:: OBJECTIVE ::
Reproduce the rows below verbatim, beginning with the first row and ending after the row that contains "Point <box>104 413 127 427</box>".

:: INPUT ROWS ::
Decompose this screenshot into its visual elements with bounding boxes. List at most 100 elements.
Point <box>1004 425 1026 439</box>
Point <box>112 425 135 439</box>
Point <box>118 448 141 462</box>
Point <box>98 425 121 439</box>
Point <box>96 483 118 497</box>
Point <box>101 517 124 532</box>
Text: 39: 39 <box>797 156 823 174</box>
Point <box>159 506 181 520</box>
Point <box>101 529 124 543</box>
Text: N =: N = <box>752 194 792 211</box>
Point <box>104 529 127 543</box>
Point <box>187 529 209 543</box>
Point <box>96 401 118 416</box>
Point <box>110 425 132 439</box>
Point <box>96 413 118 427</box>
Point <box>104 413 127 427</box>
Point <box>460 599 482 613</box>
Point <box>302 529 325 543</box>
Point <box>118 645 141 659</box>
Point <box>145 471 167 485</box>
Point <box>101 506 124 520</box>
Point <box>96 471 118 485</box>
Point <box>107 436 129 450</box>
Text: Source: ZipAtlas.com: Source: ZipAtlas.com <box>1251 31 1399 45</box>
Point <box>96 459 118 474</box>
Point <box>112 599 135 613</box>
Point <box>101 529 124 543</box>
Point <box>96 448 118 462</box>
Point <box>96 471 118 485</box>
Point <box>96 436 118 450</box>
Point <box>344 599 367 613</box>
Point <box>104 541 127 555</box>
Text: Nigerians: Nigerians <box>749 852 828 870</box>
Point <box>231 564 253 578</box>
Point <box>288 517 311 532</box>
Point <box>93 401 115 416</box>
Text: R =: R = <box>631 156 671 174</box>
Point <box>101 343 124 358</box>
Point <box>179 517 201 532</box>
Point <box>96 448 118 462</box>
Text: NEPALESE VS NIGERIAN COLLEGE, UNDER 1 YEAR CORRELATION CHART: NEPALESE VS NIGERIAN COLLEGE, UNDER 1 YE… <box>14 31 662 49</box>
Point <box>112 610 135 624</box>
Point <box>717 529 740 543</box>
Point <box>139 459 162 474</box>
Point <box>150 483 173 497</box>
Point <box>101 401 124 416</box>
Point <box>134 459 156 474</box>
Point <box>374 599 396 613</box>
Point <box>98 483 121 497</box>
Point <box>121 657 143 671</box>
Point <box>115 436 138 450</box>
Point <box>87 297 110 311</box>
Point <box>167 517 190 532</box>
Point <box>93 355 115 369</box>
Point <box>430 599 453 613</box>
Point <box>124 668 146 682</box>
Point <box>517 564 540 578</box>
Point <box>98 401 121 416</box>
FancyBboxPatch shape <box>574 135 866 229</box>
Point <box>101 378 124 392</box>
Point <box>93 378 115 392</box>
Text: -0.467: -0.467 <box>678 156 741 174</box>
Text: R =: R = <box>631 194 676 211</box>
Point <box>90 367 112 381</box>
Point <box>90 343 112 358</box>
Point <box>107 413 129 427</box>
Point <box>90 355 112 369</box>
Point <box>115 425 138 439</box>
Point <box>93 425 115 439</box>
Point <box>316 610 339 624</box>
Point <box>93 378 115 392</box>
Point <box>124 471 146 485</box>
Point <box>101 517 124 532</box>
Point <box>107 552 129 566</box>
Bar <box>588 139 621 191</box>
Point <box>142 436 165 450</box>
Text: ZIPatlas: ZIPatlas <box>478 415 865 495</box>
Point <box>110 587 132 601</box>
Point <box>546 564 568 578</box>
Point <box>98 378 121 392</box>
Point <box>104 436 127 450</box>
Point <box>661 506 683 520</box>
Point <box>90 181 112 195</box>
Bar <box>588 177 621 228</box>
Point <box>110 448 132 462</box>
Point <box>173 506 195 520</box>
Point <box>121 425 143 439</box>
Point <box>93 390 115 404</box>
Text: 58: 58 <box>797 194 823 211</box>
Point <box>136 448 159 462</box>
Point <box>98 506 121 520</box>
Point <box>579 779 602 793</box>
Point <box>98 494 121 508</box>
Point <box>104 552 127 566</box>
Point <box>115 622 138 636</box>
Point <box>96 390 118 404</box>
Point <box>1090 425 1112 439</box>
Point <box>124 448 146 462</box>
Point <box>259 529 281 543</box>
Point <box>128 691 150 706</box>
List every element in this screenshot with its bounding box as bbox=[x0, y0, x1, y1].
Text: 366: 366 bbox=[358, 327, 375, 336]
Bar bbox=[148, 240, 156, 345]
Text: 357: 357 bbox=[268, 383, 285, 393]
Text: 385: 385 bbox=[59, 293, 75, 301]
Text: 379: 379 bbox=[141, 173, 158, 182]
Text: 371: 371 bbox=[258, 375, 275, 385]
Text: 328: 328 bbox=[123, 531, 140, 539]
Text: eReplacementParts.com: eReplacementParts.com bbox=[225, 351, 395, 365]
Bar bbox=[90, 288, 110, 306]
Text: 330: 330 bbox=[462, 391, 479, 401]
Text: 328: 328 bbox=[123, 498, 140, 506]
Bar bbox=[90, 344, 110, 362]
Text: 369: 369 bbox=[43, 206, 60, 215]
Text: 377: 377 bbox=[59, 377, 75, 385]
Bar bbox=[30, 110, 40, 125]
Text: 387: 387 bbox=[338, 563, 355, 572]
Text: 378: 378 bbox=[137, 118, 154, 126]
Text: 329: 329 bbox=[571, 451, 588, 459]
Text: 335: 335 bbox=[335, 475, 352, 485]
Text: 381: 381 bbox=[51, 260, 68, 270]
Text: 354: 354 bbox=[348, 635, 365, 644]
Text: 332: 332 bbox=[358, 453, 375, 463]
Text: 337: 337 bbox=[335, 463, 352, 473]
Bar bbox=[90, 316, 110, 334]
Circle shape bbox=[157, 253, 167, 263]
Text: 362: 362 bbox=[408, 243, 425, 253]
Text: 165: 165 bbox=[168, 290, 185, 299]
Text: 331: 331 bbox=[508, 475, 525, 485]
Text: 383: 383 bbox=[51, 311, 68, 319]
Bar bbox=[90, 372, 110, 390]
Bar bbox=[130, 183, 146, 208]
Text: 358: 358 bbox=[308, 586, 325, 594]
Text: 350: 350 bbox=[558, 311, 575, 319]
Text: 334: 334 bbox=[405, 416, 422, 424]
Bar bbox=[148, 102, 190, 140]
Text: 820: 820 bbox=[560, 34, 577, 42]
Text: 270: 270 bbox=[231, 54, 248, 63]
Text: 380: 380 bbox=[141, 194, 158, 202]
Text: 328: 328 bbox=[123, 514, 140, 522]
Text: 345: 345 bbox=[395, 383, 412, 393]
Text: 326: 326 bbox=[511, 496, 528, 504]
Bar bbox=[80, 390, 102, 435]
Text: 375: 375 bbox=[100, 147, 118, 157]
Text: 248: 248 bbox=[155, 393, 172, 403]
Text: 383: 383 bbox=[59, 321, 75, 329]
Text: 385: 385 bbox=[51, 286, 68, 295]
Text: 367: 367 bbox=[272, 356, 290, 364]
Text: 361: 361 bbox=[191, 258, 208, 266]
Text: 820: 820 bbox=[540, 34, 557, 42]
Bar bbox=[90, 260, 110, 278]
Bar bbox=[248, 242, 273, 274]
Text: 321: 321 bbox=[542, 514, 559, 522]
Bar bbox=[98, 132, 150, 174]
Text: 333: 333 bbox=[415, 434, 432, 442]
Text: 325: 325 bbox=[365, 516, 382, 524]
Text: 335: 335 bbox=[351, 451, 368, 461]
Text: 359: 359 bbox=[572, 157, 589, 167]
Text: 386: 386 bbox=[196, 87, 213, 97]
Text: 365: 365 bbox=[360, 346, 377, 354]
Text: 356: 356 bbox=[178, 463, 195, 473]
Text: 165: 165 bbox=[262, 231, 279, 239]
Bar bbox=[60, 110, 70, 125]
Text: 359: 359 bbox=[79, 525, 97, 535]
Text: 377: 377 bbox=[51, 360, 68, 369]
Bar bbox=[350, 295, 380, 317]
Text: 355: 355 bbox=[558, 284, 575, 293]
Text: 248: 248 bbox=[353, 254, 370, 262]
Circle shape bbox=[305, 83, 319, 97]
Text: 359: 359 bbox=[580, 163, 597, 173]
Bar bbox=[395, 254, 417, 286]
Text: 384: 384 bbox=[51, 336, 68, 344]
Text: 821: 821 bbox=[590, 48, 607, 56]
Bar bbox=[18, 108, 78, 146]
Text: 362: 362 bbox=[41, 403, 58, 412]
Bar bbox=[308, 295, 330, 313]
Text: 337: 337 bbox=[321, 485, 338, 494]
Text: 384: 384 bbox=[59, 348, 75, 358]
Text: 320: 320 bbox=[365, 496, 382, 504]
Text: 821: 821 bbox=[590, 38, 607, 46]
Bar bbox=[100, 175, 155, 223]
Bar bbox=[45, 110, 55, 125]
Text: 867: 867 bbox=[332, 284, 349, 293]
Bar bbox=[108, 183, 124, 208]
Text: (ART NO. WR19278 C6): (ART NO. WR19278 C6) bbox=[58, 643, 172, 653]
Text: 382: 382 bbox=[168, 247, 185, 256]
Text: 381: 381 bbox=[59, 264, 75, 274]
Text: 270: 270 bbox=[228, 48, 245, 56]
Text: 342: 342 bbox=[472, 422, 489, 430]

:: SOLUTION FOR THIS EXERCISE ::
Decompose this screenshot into its visual elements with bounding boxes. List at most 100 elements.
Point <box>1004 425 1026 439</box>
Point <box>112 425 135 439</box>
Point <box>118 448 141 462</box>
Point <box>98 425 121 439</box>
Point <box>96 483 118 497</box>
Point <box>101 517 124 532</box>
Text: 39: 39 <box>797 156 823 174</box>
Point <box>159 506 181 520</box>
Point <box>101 529 124 543</box>
Text: N =: N = <box>752 194 792 211</box>
Point <box>104 529 127 543</box>
Point <box>187 529 209 543</box>
Point <box>96 401 118 416</box>
Point <box>110 425 132 439</box>
Point <box>96 413 118 427</box>
Point <box>104 413 127 427</box>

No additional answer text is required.